**SET PROBLEM:**
Do any lines in the data below contain "CONFIG"? If so, copy every one of them.

[Extracted records]
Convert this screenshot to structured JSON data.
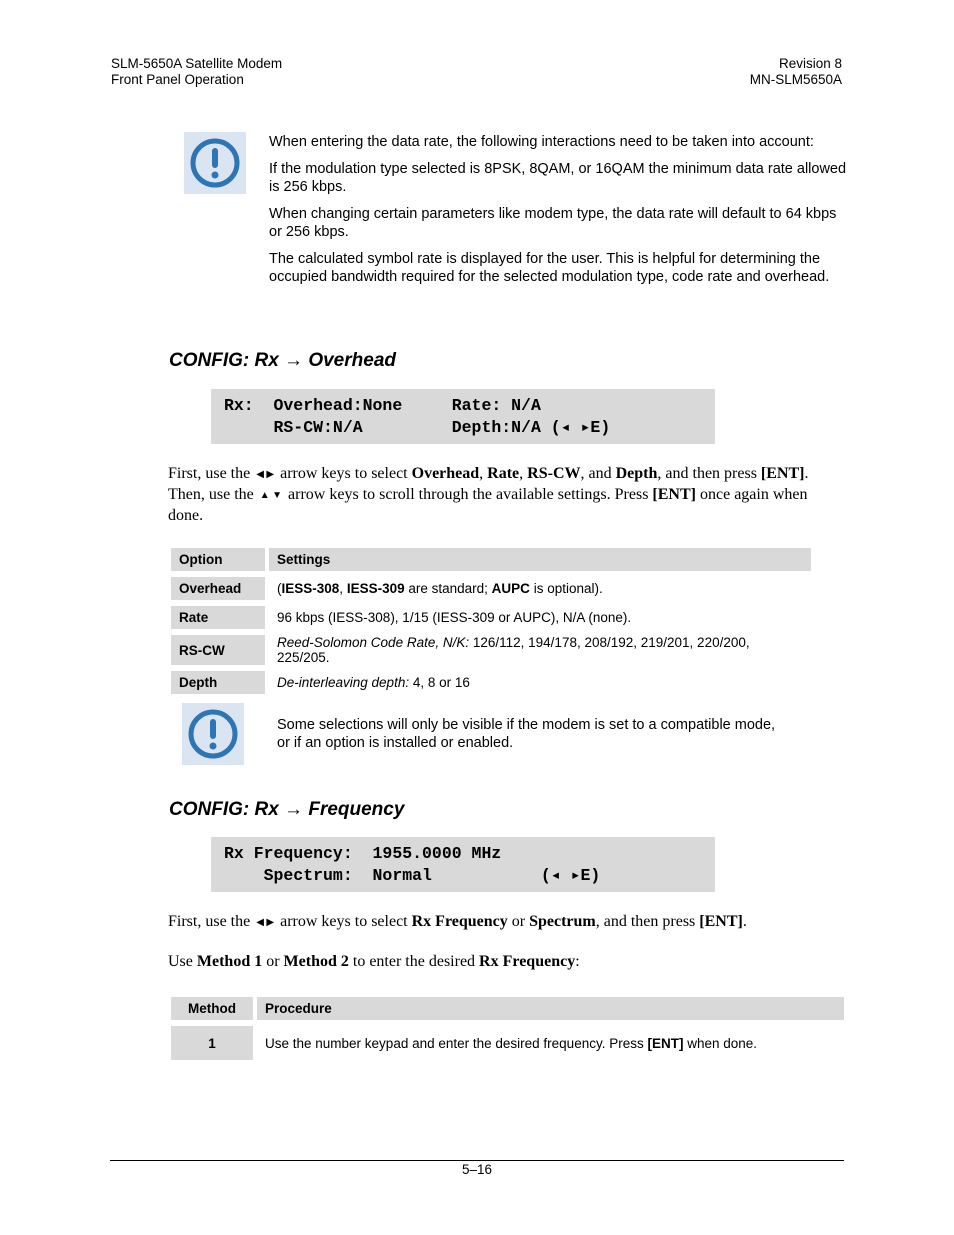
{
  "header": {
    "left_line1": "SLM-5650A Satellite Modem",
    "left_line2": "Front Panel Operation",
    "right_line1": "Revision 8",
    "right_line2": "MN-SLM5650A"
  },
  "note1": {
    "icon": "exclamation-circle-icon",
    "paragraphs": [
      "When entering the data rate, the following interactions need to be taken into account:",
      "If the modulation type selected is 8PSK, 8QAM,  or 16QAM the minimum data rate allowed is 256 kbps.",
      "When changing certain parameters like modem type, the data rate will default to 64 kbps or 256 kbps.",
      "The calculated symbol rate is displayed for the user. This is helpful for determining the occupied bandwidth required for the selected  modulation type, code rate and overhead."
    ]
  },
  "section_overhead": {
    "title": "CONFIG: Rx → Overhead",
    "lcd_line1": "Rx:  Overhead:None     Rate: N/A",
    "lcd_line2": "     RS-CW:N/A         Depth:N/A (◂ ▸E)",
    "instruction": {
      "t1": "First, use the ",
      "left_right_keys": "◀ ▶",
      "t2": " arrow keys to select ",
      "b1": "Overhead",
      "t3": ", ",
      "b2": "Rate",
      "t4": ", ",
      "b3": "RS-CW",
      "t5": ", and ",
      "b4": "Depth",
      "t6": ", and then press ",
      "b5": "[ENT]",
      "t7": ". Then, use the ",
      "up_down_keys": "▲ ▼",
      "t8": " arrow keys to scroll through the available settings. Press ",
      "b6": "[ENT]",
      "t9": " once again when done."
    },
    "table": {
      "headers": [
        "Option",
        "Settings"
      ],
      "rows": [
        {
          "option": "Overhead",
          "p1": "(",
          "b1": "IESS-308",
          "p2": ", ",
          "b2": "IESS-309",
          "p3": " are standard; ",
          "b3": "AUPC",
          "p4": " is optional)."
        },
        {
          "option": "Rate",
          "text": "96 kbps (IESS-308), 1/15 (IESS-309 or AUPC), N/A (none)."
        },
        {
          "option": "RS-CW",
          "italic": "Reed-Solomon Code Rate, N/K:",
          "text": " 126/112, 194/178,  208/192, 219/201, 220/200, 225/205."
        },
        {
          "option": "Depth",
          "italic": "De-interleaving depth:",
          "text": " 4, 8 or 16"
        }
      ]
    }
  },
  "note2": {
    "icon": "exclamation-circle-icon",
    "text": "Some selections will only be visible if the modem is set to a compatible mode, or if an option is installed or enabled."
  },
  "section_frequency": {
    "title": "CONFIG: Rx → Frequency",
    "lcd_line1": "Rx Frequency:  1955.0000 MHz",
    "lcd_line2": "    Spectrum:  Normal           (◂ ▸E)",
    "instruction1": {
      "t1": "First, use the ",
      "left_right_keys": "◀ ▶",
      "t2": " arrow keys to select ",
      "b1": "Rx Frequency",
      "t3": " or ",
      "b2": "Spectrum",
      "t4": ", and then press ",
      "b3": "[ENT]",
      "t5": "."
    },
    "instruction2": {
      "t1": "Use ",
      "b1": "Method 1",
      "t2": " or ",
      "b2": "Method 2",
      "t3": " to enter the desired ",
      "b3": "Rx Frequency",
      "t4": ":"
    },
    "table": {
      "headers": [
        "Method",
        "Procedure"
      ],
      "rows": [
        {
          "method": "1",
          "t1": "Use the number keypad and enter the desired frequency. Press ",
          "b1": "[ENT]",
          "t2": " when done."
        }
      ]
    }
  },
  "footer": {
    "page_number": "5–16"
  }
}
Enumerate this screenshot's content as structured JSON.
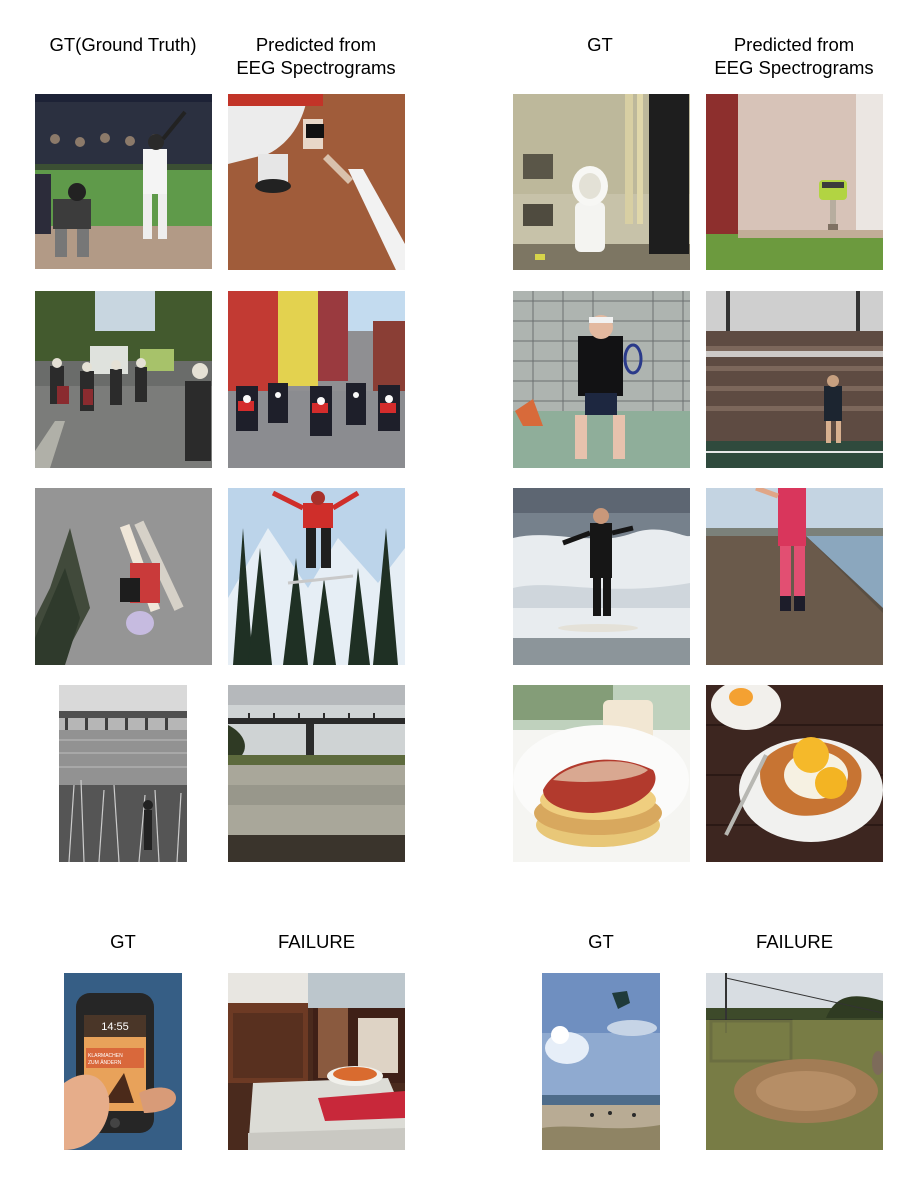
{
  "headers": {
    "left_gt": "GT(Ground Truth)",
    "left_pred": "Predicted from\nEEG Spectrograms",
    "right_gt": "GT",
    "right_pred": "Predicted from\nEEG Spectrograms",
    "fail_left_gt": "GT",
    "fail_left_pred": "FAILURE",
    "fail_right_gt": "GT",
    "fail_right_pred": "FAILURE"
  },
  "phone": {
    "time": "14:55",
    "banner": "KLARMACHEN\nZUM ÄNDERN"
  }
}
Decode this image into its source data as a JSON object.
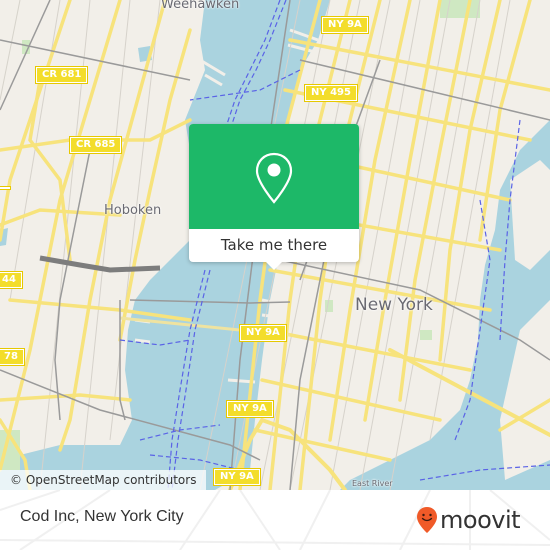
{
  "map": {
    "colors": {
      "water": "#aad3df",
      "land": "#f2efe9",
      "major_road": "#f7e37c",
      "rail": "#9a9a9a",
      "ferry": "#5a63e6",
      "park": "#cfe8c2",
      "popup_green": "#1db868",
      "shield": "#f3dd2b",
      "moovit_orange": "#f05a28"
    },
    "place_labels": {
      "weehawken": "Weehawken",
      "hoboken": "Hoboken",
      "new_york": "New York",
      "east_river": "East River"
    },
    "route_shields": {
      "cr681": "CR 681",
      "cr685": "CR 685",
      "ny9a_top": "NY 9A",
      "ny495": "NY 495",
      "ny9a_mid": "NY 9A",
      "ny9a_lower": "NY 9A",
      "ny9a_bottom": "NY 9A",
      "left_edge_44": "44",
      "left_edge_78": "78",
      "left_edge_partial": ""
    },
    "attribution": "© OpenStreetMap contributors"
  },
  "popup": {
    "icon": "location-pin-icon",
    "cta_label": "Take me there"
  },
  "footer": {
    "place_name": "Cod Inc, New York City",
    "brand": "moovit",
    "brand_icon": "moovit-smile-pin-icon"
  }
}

**RESPONSE TO THE EXERCISE:**
    "title": "CONFIG: Rx → Overhead",
    "title": "CONFIG: Rx → Frequency",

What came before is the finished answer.